§ Data excerpts:

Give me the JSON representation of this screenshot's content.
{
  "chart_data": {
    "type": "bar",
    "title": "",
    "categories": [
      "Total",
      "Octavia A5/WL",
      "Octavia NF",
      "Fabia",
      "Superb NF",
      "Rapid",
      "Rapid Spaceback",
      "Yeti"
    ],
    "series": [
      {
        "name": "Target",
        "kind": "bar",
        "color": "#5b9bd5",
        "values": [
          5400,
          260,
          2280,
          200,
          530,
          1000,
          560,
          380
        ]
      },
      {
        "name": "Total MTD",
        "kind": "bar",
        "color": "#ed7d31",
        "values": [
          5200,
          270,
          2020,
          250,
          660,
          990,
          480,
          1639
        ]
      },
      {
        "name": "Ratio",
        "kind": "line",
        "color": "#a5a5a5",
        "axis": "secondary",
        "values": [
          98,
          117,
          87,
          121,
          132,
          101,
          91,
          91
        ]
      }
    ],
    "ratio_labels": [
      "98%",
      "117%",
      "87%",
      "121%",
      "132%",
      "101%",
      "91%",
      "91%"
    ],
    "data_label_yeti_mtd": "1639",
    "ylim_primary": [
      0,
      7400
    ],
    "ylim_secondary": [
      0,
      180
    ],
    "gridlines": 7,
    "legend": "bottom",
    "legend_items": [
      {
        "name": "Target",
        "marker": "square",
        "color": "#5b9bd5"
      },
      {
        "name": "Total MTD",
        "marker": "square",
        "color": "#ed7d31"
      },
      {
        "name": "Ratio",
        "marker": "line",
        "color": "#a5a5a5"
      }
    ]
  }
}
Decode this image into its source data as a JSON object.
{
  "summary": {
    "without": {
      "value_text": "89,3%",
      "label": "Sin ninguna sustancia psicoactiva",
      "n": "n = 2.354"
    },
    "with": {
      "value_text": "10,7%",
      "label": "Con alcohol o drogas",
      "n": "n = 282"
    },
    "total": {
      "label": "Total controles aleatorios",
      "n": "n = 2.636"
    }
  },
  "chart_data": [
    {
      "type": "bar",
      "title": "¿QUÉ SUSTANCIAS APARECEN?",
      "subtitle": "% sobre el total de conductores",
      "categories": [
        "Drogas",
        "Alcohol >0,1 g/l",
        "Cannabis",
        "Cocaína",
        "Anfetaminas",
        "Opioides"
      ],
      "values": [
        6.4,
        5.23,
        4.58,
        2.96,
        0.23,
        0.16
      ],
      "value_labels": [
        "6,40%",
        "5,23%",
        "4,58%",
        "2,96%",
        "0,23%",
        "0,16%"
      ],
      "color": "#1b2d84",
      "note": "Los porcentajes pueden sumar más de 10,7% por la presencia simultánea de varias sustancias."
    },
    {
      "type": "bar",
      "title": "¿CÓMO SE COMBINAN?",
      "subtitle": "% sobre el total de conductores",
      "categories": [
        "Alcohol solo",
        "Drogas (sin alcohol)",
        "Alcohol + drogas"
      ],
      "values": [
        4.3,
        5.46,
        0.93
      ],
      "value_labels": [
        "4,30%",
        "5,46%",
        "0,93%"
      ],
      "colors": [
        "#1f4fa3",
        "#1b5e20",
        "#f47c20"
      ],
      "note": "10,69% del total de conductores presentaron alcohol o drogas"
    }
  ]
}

§ Objective: Repeat the records above in full, character for character.

§ Expected answer:
Give me the JSON representation of this screenshot's content.
{
  "chart_data": {
    "type": "bar",
    "title": "",
    "categories": [
      "Total",
      "Octavia A5/WL",
      "Octavia NF",
      "Fabia",
      "Superb NF",
      "Rapid",
      "Rapid Spaceback",
      "Yeti"
    ],
    "series": [
      {
        "name": "Target",
        "kind": "bar",
        "color": "#5b9bd5",
        "values": [
          5400,
          260,
          2280,
          200,
          530,
          1000,
          560,
          380
        ]
      },
      {
        "name": "Total MTD",
        "kind": "bar",
        "color": "#ed7d31",
        "values": [
          5200,
          270,
          2020,
          250,
          660,
          990,
          480,
          1639
        ]
      },
      {
        "name": "Ratio",
        "kind": "line",
        "color": "#a5a5a5",
        "axis": "secondary",
        "values": [
          98,
          117,
          87,
          121,
          132,
          101,
          91,
          91
        ]
      }
    ],
    "ratio_labels": [
      "98%",
      "117%",
      "87%",
      "121%",
      "132%",
      "101%",
      "91%",
      "91%"
    ],
    "data_label_yeti_mtd": "1639",
    "ylim_primary": [
      0,
      7400
    ],
    "ylim_secondary": [
      0,
      180
    ],
    "gridlines": 7,
    "legend": "bottom",
    "legend_items": [
      {
        "name": "Target",
        "marker": "square",
        "color": "#5b9bd5"
      },
      {
        "name": "Total MTD",
        "marker": "square",
        "color": "#ed7d31"
      },
      {
        "name": "Ratio",
        "marker": "line",
        "color": "#a5a5a5"
      }
    ]
  }
}
Decode this image into its source data as a JSON object.
{
  "summary": {
    "without": {
      "value_text": "89,3%",
      "label": "Sin ninguna sustancia psicoactiva",
      "n": "n = 2.354"
    },
    "with": {
      "value_text": "10,7%",
      "label": "Con alcohol o drogas",
      "n": "n = 282"
    },
    "total": {
      "label": "Total controles aleatorios",
      "n": "n = 2.636"
    }
  },
  "chart_data": [
    {
      "type": "bar",
      "title": "¿QUÉ SUSTANCIAS APARECEN?",
      "subtitle": "% sobre el total de conductores",
      "categories": [
        "Drogas",
        "Alcohol >0,1 g/l",
        "Cannabis",
        "Cocaína",
        "Anfetaminas",
        "Opioides"
      ],
      "values": [
        6.4,
        5.23,
        4.58,
        2.96,
        0.23,
        0.16
      ],
      "value_labels": [
        "6,40%",
        "5,23%",
        "4,58%",
        "2,96%",
        "0,23%",
        "0,16%"
      ],
      "color": "#1b2d84",
      "note": "Los porcentajes pueden sumar más de 10,7% por la presencia simultánea de varias sustancias."
    },
    {
      "type": "bar",
      "title": "¿CÓMO SE COMBINAN?",
      "subtitle": "% sobre el total de conductores",
      "categories": [
        "Alcohol solo",
        "Drogas (sin alcohol)",
        "Alcohol + drogas"
      ],
      "values": [
        4.3,
        5.46,
        0.93
      ],
      "value_labels": [
        "4,30%",
        "5,46%",
        "0,93%"
      ],
      "colors": [
        "#1f4fa3",
        "#1b5e20",
        "#f47c20"
      ],
      "note": "10,69% del total de conductores presentaron alcohol o drogas"
    }
  ]
}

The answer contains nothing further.